▸ Given exercise: Extract the records below word for word and ignore the images.

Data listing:
--
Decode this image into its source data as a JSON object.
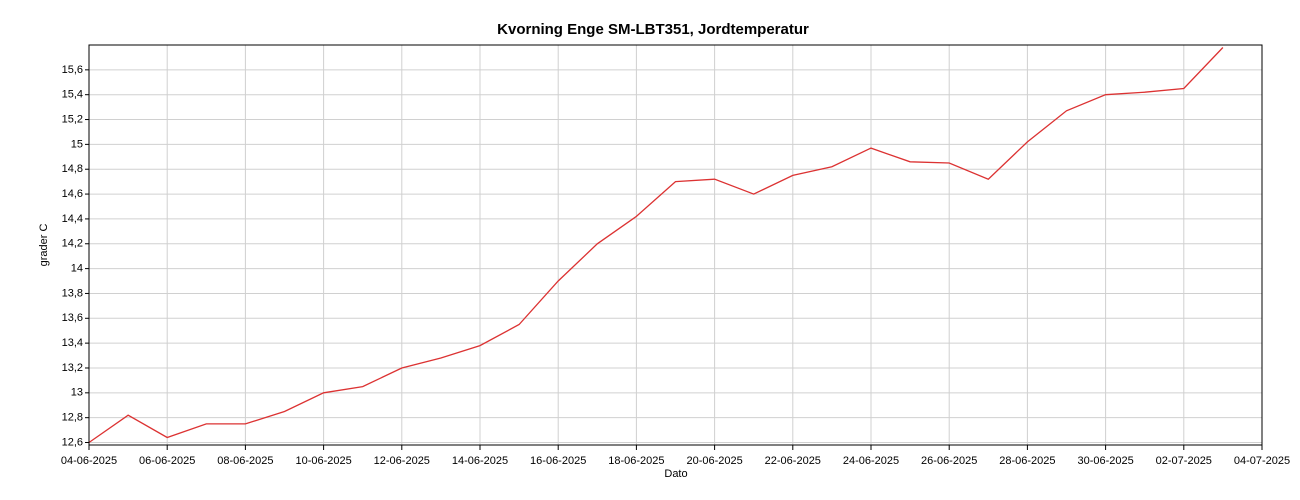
{
  "chart_data": {
    "type": "line",
    "title": "Kvorning Enge SM-LBT351, Jordtemperatur",
    "x_label": "Dato",
    "y_label": "grader C",
    "x": [
      "04-06-2025",
      "05-06-2025",
      "06-06-2025",
      "07-06-2025",
      "08-06-2025",
      "09-06-2025",
      "10-06-2025",
      "11-06-2025",
      "12-06-2025",
      "13-06-2025",
      "14-06-2025",
      "15-06-2025",
      "16-06-2025",
      "17-06-2025",
      "18-06-2025",
      "19-06-2025",
      "20-06-2025",
      "21-06-2025",
      "22-06-2025",
      "23-06-2025",
      "24-06-2025",
      "25-06-2025",
      "26-06-2025",
      "27-06-2025",
      "28-06-2025",
      "29-06-2025",
      "30-06-2025",
      "01-07-2025",
      "02-07-2025",
      "03-07-2025"
    ],
    "series": [
      {
        "name": "Jordtemperatur",
        "color": "#dc3232",
        "values": [
          12.6,
          12.82,
          12.64,
          12.75,
          12.75,
          12.85,
          13.0,
          13.05,
          13.2,
          13.28,
          13.38,
          13.55,
          13.9,
          14.2,
          14.42,
          14.7,
          14.72,
          14.6,
          14.75,
          14.82,
          14.97,
          14.86,
          14.85,
          14.72,
          15.02,
          15.27,
          15.4,
          15.42,
          15.45,
          15.78
        ]
      }
    ],
    "xlim": [
      "04-06-2025",
      "04-07-2025"
    ],
    "xticks": [
      "04-06-2025",
      "06-06-2025",
      "08-06-2025",
      "10-06-2025",
      "12-06-2025",
      "14-06-2025",
      "16-06-2025",
      "18-06-2025",
      "20-06-2025",
      "22-06-2025",
      "24-06-2025",
      "26-06-2025",
      "28-06-2025",
      "30-06-2025",
      "02-07-2025",
      "04-07-2025"
    ],
    "ylim": [
      12.58,
      15.8
    ],
    "yticks": [
      {
        "value": 12.6,
        "label": "12,6"
      },
      {
        "value": 12.8,
        "label": "12,8"
      },
      13,
      {
        "value": 13.2,
        "label": "13,2"
      },
      {
        "value": 13.4,
        "label": "13,4"
      },
      {
        "value": 13.6,
        "label": "13,6"
      },
      {
        "value": 13.8,
        "label": "13,8"
      },
      14,
      {
        "value": 14.2,
        "label": "14,2"
      },
      {
        "value": 14.4,
        "label": "14,4"
      },
      {
        "value": 14.6,
        "label": "14,6"
      },
      {
        "value": 14.8,
        "label": "14,8"
      },
      15,
      {
        "value": 15.2,
        "label": "15,2"
      },
      {
        "value": 15.4,
        "label": "15,4"
      },
      {
        "value": 15.6,
        "label": "15,6"
      }
    ],
    "grid": true
  }
}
--
▸ Written solution:
Decode this image into its source data as a JSON object.
{
  "chart_data": {
    "type": "line",
    "title": "Kvorning Enge SM-LBT351, Jordtemperatur",
    "x_label": "Dato",
    "y_label": "grader C",
    "x": [
      "04-06-2025",
      "05-06-2025",
      "06-06-2025",
      "07-06-2025",
      "08-06-2025",
      "09-06-2025",
      "10-06-2025",
      "11-06-2025",
      "12-06-2025",
      "13-06-2025",
      "14-06-2025",
      "15-06-2025",
      "16-06-2025",
      "17-06-2025",
      "18-06-2025",
      "19-06-2025",
      "20-06-2025",
      "21-06-2025",
      "22-06-2025",
      "23-06-2025",
      "24-06-2025",
      "25-06-2025",
      "26-06-2025",
      "27-06-2025",
      "28-06-2025",
      "29-06-2025",
      "30-06-2025",
      "01-07-2025",
      "02-07-2025",
      "03-07-2025"
    ],
    "series": [
      {
        "name": "Jordtemperatur",
        "color": "#dc3232",
        "values": [
          12.6,
          12.82,
          12.64,
          12.75,
          12.75,
          12.85,
          13.0,
          13.05,
          13.2,
          13.28,
          13.38,
          13.55,
          13.9,
          14.2,
          14.42,
          14.7,
          14.72,
          14.6,
          14.75,
          14.82,
          14.97,
          14.86,
          14.85,
          14.72,
          15.02,
          15.27,
          15.4,
          15.42,
          15.45,
          15.78
        ]
      }
    ],
    "xlim": [
      "04-06-2025",
      "04-07-2025"
    ],
    "xticks": [
      "04-06-2025",
      "06-06-2025",
      "08-06-2025",
      "10-06-2025",
      "12-06-2025",
      "14-06-2025",
      "16-06-2025",
      "18-06-2025",
      "20-06-2025",
      "22-06-2025",
      "24-06-2025",
      "26-06-2025",
      "28-06-2025",
      "30-06-2025",
      "02-07-2025",
      "04-07-2025"
    ],
    "ylim": [
      12.58,
      15.8
    ],
    "yticks": [
      {
        "value": 12.6,
        "label": "12,6"
      },
      {
        "value": 12.8,
        "label": "12,8"
      },
      13,
      {
        "value": 13.2,
        "label": "13,2"
      },
      {
        "value": 13.4,
        "label": "13,4"
      },
      {
        "value": 13.6,
        "label": "13,6"
      },
      {
        "value": 13.8,
        "label": "13,8"
      },
      14,
      {
        "value": 14.2,
        "label": "14,2"
      },
      {
        "value": 14.4,
        "label": "14,4"
      },
      {
        "value": 14.6,
        "label": "14,6"
      },
      {
        "value": 14.8,
        "label": "14,8"
      },
      15,
      {
        "value": 15.2,
        "label": "15,2"
      },
      {
        "value": 15.4,
        "label": "15,4"
      },
      {
        "value": 15.6,
        "label": "15,6"
      }
    ],
    "grid": true
  }
}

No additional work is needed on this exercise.